-- Data for this exercise follows --

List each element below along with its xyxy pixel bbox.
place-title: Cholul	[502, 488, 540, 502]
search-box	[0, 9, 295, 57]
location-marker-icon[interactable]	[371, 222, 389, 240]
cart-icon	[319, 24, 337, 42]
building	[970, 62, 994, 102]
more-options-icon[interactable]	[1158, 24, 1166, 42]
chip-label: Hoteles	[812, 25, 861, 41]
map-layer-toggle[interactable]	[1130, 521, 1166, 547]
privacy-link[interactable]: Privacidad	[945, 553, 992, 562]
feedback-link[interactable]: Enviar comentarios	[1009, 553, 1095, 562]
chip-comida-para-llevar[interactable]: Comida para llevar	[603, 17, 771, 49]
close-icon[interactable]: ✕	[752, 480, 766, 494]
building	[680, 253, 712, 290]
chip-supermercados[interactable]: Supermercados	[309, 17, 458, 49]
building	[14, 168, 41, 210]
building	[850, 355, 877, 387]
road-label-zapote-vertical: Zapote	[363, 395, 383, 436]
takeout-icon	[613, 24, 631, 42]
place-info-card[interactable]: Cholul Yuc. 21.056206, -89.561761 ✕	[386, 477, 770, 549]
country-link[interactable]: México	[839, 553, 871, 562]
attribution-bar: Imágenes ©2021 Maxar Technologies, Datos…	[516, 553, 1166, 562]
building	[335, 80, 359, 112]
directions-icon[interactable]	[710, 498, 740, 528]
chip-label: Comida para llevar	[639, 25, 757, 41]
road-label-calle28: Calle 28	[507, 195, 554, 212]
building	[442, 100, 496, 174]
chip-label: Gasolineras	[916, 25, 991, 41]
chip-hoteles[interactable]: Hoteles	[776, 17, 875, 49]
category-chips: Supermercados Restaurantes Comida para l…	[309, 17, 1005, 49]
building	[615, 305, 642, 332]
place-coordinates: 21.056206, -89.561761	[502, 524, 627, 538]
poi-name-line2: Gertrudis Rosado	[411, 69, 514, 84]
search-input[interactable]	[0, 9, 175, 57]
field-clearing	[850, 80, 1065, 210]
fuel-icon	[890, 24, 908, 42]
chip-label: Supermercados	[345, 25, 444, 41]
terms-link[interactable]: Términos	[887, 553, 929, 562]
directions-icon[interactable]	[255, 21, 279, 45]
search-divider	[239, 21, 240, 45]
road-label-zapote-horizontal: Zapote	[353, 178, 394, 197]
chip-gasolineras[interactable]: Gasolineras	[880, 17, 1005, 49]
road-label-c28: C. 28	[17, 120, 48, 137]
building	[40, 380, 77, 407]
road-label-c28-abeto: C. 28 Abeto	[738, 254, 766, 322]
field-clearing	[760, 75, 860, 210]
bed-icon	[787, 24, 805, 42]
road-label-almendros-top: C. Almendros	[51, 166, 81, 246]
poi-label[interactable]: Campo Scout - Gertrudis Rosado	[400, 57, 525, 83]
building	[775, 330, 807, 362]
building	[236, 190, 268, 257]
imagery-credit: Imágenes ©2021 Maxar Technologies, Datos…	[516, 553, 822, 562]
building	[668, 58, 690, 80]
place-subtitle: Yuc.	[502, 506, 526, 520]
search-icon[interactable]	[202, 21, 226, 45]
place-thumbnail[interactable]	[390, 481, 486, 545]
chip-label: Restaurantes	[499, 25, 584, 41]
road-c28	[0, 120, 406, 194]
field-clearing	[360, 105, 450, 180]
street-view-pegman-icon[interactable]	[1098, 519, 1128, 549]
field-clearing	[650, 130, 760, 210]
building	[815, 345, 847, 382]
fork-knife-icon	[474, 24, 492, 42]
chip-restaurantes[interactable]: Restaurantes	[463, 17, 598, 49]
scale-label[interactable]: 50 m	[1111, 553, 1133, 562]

-- Data for this exercise concluded --

Task
Only a number is expected: how many lines of the data include the string "place".

Output below
5